* WORK TO BE COMPLETED *
Only the lines from the one containing "Enumerate this screenshot's" to the end of the records belong in the output; print them exactly.

====== RECORDED DATA ======

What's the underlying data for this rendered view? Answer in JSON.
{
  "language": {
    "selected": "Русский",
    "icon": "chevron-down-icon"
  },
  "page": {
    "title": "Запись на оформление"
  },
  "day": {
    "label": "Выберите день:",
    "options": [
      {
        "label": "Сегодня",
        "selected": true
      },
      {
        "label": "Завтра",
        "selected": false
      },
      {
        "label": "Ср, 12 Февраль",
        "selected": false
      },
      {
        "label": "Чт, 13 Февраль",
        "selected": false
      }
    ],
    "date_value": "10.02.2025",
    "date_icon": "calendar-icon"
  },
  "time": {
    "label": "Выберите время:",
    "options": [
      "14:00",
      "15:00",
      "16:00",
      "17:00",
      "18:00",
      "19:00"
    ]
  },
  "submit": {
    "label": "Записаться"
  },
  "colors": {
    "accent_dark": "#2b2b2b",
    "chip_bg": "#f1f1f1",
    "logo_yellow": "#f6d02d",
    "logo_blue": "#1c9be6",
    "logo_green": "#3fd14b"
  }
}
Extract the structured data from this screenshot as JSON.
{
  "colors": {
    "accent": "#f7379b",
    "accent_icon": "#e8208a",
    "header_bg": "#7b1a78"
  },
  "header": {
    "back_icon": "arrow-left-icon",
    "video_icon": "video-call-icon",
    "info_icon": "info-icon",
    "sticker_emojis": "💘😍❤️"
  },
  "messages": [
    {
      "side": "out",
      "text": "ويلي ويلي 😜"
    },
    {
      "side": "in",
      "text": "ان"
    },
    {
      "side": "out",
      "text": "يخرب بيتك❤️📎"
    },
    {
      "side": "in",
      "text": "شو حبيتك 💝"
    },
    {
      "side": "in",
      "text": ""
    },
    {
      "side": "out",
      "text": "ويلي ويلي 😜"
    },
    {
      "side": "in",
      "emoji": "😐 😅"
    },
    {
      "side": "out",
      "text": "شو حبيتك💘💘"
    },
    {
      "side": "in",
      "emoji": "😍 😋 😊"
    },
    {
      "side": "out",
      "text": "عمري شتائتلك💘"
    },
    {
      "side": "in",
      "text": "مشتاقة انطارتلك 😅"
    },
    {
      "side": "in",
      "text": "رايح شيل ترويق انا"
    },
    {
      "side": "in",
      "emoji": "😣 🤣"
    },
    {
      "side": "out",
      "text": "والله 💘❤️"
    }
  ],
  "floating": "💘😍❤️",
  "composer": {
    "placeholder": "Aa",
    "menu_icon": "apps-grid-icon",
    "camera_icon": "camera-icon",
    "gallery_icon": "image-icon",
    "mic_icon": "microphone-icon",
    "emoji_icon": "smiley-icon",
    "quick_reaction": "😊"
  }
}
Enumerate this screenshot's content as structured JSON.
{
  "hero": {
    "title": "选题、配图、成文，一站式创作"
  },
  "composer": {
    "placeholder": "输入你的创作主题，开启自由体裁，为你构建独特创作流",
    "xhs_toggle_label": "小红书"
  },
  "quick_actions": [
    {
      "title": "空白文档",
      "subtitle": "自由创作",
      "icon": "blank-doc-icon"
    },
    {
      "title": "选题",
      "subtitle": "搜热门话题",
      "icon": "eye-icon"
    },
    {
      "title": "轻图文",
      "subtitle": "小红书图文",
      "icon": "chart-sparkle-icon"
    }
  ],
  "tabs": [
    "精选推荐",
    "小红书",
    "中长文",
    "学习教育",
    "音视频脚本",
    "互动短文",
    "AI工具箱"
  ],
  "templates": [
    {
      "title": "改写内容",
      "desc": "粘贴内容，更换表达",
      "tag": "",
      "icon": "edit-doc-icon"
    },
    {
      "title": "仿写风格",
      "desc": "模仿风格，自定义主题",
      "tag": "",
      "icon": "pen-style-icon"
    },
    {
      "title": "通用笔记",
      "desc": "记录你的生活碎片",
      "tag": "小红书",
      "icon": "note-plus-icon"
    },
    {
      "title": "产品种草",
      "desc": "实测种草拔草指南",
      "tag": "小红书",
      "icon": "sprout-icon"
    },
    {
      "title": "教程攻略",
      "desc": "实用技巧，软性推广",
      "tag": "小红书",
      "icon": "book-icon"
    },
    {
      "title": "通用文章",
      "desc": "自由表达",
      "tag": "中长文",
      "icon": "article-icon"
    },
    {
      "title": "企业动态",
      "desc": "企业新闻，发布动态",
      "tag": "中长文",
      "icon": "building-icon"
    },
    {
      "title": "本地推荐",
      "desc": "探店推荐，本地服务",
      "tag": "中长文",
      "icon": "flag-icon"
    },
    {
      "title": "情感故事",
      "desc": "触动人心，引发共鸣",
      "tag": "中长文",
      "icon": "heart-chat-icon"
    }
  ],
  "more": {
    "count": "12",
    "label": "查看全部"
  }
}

======

* RESULT OF THE TASK *
Enumerate this screenshot's content as structured JSON.
{
  "hero": {
    "title": "选题、配图、成文，一站式创作"
  },
  "composer": {
    "placeholder": "输入你的创作主题，开启自由体裁，为你构建独特创作流",
    "xhs_toggle_label": "小红书"
  },
  "quick_actions": [
    {
      "title": "空白文档",
      "subtitle": "自由创作",
      "icon": "blank-doc-icon"
    },
    {
      "title": "选题",
      "subtitle": "搜热门话题",
      "icon": "eye-icon"
    },
    {
      "title": "轻图文",
      "subtitle": "小红书图文",
      "icon": "chart-sparkle-icon"
    }
  ],
  "tabs": [
    "精选推荐",
    "小红书",
    "中长文",
    "学习教育",
    "音视频脚本",
    "互动短文",
    "AI工具箱"
  ],
  "templates": [
    {
      "title": "改写内容",
      "desc": "粘贴内容，更换表达",
      "tag": "",
      "icon": "edit-doc-icon"
    },
    {
      "title": "仿写风格",
      "desc": "模仿风格，自定义主题",
      "tag": "",
      "icon": "pen-style-icon"
    },
    {
      "title": "通用笔记",
      "desc": "记录你的生活碎片",
      "tag": "小红书",
      "icon": "note-plus-icon"
    },
    {
      "title": "产品种草",
      "desc": "实测种草拔草指南",
      "tag": "小红书",
      "icon": "sprout-icon"
    },
    {
      "title": "教程攻略",
      "desc": "实用技巧，软性推广",
      "tag": "小红书",
      "icon": "book-icon"
    },
    {
      "title": "通用文章",
      "desc": "自由表达",
      "tag": "中长文",
      "icon": "article-icon"
    },
    {
      "title": "企业动态",
      "desc": "企业新闻，发布动态",
      "tag": "中长文",
      "icon": "building-icon"
    },
    {
      "title": "本地推荐",
      "desc": "探店推荐，本地服务",
      "tag": "中长文",
      "icon": "flag-icon"
    },
    {
      "title": "情感故事",
      "desc": "触动人心，引发共鸣",
      "tag": "中长文",
      "icon": "heart-chat-icon"
    }
  ],
  "more": {
    "count": "12",
    "label": "查看全部"
  }
}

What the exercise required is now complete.